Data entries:
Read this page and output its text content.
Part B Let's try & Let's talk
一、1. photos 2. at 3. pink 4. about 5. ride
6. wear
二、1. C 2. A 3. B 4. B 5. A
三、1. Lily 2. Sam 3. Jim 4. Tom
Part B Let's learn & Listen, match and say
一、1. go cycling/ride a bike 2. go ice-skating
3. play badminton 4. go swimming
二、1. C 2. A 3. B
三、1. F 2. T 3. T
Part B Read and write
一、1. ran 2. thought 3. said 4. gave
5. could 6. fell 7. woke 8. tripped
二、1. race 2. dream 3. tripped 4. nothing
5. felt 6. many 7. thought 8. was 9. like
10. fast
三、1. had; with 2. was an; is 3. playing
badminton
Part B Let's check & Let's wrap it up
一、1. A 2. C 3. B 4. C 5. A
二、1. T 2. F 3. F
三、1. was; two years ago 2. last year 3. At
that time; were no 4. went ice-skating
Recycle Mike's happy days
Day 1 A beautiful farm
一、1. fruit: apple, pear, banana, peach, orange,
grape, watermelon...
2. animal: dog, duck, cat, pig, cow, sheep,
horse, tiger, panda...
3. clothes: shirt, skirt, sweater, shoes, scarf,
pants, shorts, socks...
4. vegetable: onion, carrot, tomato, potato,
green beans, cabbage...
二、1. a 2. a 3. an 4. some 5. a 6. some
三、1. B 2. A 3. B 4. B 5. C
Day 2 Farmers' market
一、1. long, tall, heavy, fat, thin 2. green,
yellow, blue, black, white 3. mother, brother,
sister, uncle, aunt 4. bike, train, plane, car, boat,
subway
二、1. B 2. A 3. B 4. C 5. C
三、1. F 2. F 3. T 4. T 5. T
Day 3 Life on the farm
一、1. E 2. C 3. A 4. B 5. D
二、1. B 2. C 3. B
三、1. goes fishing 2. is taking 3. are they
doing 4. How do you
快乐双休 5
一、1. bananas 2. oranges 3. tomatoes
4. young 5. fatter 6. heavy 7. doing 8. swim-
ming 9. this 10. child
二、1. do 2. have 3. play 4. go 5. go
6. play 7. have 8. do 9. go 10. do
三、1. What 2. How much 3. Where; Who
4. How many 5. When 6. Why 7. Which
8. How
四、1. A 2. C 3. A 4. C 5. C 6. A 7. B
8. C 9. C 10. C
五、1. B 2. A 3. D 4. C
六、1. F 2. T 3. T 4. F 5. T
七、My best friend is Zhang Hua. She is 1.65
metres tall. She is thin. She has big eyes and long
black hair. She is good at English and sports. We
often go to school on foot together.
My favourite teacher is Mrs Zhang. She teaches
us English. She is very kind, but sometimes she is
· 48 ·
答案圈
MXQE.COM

#### [Work to complete]
Reproduce the listing shown above in its entirety, exactly.

#### [Solution to the exercise]
Read this page and output its text content.
Part B Let's try & Let's talk
一、1. photos 2. at 3. pink 4. about 5. ride
6. wear
二、1. C 2. A 3. B 4. B 5. A
三、1. Lily 2. Sam 3. Jim 4. Tom
Part B Let's learn & Listen, match and say
一、1. go cycling/ride a bike 2. go ice-skating
3. play badminton 4. go swimming
二、1. C 2. A 3. B
三、1. F 2. T 3. T
Part B Read and write
一、1. ran 2. thought 3. said 4. gave
5. could 6. fell 7. woke 8. tripped
二、1. race 2. dream 3. tripped 4. nothing
5. felt 6. many 7. thought 8. was 9. like
10. fast
三、1. had; with 2. was an; is 3. playing
badminton
Part B Let's check & Let's wrap it up
一、1. A 2. C 3. B 4. C 5. A
二、1. T 2. F 3. F
三、1. was; two years ago 2. last year 3. At
that time; were no 4. went ice-skating
Recycle Mike's happy days
Day 1 A beautiful farm
一、1. fruit: apple, pear, banana, peach, orange,
grape, watermelon...
2. animal: dog, duck, cat, pig, cow, sheep,
horse, tiger, panda...
3. clothes: shirt, skirt, sweater, shoes, scarf,
pants, shorts, socks...
4. vegetable: onion, carrot, tomato, potato,
green beans, cabbage...
二、1. a 2. a 3. an 4. some 5. a 6. some
三、1. B 2. A 3. B 4. B 5. C
Day 2 Farmers' market
一、1. long, tall, heavy, fat, thin 2. green,
yellow, blue, black, white 3. mother, brother,
sister, uncle, aunt 4. bike, train, plane, car, boat,
subway
二、1. B 2. A 3. B 4. C 5. C
三、1. F 2. F 3. T 4. T 5. T
Day 3 Life on the farm
一、1. E 2. C 3. A 4. B 5. D
二、1. B 2. C 3. B
三、1. goes fishing 2. is taking 3. are they
doing 4. How do you
快乐双休 5
一、1. bananas 2. oranges 3. tomatoes
4. young 5. fatter 6. heavy 7. doing 8. swim-
ming 9. this 10. child
二、1. do 2. have 3. play 4. go 5. go
6. play 7. have 8. do 9. go 10. do
三、1. What 2. How much 3. Where; Who
4. How many 5. When 6. Why 7. Which
8. How
四、1. A 2. C 3. A 4. C 5. C 6. A 7. B
8. C 9. C 10. C
五、1. B 2. A 3. D 4. C
六、1. F 2. T 3. T 4. F 5. T
七、My best friend is Zhang Hua. She is 1.65
metres tall. She is thin. She has big eyes and long
black hair. She is good at English and sports. We
often go to school on foot together.
My favourite teacher is Mrs Zhang. She teaches
us English. She is very kind, but sometimes she is
· 48 ·
答案圈
MXQE.COM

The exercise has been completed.